--- Work to do ---
Please print all of the material below, word for word.

****************

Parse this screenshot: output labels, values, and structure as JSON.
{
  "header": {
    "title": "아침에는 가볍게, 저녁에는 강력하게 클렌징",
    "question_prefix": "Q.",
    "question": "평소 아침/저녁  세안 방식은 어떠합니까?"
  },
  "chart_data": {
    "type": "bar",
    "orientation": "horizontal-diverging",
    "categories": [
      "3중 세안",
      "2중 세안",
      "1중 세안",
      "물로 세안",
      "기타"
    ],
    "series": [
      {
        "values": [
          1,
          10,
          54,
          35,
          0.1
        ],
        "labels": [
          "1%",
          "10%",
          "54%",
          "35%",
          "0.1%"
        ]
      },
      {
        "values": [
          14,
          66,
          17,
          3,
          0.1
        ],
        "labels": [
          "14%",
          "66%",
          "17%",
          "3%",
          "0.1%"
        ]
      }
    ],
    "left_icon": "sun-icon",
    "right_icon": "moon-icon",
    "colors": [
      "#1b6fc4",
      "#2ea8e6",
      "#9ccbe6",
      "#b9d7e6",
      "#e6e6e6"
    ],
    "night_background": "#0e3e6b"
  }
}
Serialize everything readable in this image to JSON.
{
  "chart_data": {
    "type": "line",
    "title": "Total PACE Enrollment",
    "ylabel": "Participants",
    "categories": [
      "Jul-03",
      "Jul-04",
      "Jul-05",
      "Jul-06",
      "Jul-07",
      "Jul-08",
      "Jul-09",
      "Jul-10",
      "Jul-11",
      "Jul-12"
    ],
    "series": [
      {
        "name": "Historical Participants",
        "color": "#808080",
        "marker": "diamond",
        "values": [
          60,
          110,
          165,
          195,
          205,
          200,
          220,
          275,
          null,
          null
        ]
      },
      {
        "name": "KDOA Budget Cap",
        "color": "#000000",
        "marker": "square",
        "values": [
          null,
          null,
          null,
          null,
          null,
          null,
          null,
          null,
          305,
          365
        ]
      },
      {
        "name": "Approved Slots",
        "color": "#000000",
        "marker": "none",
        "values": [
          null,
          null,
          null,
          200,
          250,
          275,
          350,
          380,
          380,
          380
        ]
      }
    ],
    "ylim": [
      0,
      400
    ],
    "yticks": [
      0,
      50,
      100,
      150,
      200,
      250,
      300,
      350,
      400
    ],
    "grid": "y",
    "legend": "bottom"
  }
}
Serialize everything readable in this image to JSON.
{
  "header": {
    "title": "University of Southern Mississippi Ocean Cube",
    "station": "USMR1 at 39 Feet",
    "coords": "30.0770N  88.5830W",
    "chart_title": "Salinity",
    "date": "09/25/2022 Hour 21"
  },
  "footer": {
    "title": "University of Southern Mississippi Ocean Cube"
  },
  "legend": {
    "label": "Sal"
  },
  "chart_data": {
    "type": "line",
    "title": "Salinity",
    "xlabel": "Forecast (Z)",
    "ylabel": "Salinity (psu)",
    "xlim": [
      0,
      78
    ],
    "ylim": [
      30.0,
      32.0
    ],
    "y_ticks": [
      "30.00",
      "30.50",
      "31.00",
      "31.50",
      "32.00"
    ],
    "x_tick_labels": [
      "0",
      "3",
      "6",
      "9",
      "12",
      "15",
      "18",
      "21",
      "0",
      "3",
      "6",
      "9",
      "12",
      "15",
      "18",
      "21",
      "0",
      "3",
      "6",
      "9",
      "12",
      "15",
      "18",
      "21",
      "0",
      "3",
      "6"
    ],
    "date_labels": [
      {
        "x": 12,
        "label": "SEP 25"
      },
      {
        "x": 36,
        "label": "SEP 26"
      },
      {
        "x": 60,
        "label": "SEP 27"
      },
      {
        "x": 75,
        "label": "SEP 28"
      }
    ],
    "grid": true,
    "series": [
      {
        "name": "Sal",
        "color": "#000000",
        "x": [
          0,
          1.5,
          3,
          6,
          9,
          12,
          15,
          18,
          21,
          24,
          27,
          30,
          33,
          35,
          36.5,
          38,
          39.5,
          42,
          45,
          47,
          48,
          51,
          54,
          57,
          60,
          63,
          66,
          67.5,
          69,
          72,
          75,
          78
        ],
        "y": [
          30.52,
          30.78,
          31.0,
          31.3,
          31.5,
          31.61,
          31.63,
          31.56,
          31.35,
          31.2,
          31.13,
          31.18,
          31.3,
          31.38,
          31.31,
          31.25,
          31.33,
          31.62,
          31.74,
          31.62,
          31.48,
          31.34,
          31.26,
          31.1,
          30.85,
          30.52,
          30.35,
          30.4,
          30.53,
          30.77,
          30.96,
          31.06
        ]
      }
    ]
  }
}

****************

--- Response below ---
Parse this screenshot: output labels, values, and structure as JSON.
{
  "header": {
    "title": "아침에는 가볍게, 저녁에는 강력하게 클렌징",
    "question_prefix": "Q.",
    "question": "평소 아침/저녁  세안 방식은 어떠합니까?"
  },
  "chart_data": {
    "type": "bar",
    "orientation": "horizontal-diverging",
    "categories": [
      "3중 세안",
      "2중 세안",
      "1중 세안",
      "물로 세안",
      "기타"
    ],
    "series": [
      {
        "values": [
          1,
          10,
          54,
          35,
          0.1
        ],
        "labels": [
          "1%",
          "10%",
          "54%",
          "35%",
          "0.1%"
        ]
      },
      {
        "values": [
          14,
          66,
          17,
          3,
          0.1
        ],
        "labels": [
          "14%",
          "66%",
          "17%",
          "3%",
          "0.1%"
        ]
      }
    ],
    "left_icon": "sun-icon",
    "right_icon": "moon-icon",
    "colors": [
      "#1b6fc4",
      "#2ea8e6",
      "#9ccbe6",
      "#b9d7e6",
      "#e6e6e6"
    ],
    "night_background": "#0e3e6b"
  }
}
Serialize everything readable in this image to JSON.
{
  "chart_data": {
    "type": "line",
    "title": "Total PACE Enrollment",
    "ylabel": "Participants",
    "categories": [
      "Jul-03",
      "Jul-04",
      "Jul-05",
      "Jul-06",
      "Jul-07",
      "Jul-08",
      "Jul-09",
      "Jul-10",
      "Jul-11",
      "Jul-12"
    ],
    "series": [
      {
        "name": "Historical Participants",
        "color": "#808080",
        "marker": "diamond",
        "values": [
          60,
          110,
          165,
          195,
          205,
          200,
          220,
          275,
          null,
          null
        ]
      },
      {
        "name": "KDOA Budget Cap",
        "color": "#000000",
        "marker": "square",
        "values": [
          null,
          null,
          null,
          null,
          null,
          null,
          null,
          null,
          305,
          365
        ]
      },
      {
        "name": "Approved Slots",
        "color": "#000000",
        "marker": "none",
        "values": [
          null,
          null,
          null,
          200,
          250,
          275,
          350,
          380,
          380,
          380
        ]
      }
    ],
    "ylim": [
      0,
      400
    ],
    "yticks": [
      0,
      50,
      100,
      150,
      200,
      250,
      300,
      350,
      400
    ],
    "grid": "y",
    "legend": "bottom"
  }
}
Serialize everything readable in this image to JSON.
{
  "header": {
    "title": "University of Southern Mississippi Ocean Cube",
    "station": "USMR1 at 39 Feet",
    "coords": "30.0770N  88.5830W",
    "chart_title": "Salinity",
    "date": "09/25/2022 Hour 21"
  },
  "footer": {
    "title": "University of Southern Mississippi Ocean Cube"
  },
  "legend": {
    "label": "Sal"
  },
  "chart_data": {
    "type": "line",
    "title": "Salinity",
    "xlabel": "Forecast (Z)",
    "ylabel": "Salinity (psu)",
    "xlim": [
      0,
      78
    ],
    "ylim": [
      30.0,
      32.0
    ],
    "y_ticks": [
      "30.00",
      "30.50",
      "31.00",
      "31.50",
      "32.00"
    ],
    "x_tick_labels": [
      "0",
      "3",
      "6",
      "9",
      "12",
      "15",
      "18",
      "21",
      "0",
      "3",
      "6",
      "9",
      "12",
      "15",
      "18",
      "21",
      "0",
      "3",
      "6",
      "9",
      "12",
      "15",
      "18",
      "21",
      "0",
      "3",
      "6"
    ],
    "date_labels": [
      {
        "x": 12,
        "label": "SEP 25"
      },
      {
        "x": 36,
        "label": "SEP 26"
      },
      {
        "x": 60,
        "label": "SEP 27"
      },
      {
        "x": 75,
        "label": "SEP 28"
      }
    ],
    "grid": true,
    "series": [
      {
        "name": "Sal",
        "color": "#000000",
        "x": [
          0,
          1.5,
          3,
          6,
          9,
          12,
          15,
          18,
          21,
          24,
          27,
          30,
          33,
          35,
          36.5,
          38,
          39.5,
          42,
          45,
          47,
          48,
          51,
          54,
          57,
          60,
          63,
          66,
          67.5,
          69,
          72,
          75,
          78
        ],
        "y": [
          30.52,
          30.78,
          31.0,
          31.3,
          31.5,
          31.61,
          31.63,
          31.56,
          31.35,
          31.2,
          31.13,
          31.18,
          31.3,
          31.38,
          31.31,
          31.25,
          31.33,
          31.62,
          31.74,
          31.62,
          31.48,
          31.34,
          31.26,
          31.1,
          30.85,
          30.52,
          30.35,
          30.4,
          30.53,
          30.77,
          30.96,
          31.06
        ]
      }
    ]
  }
}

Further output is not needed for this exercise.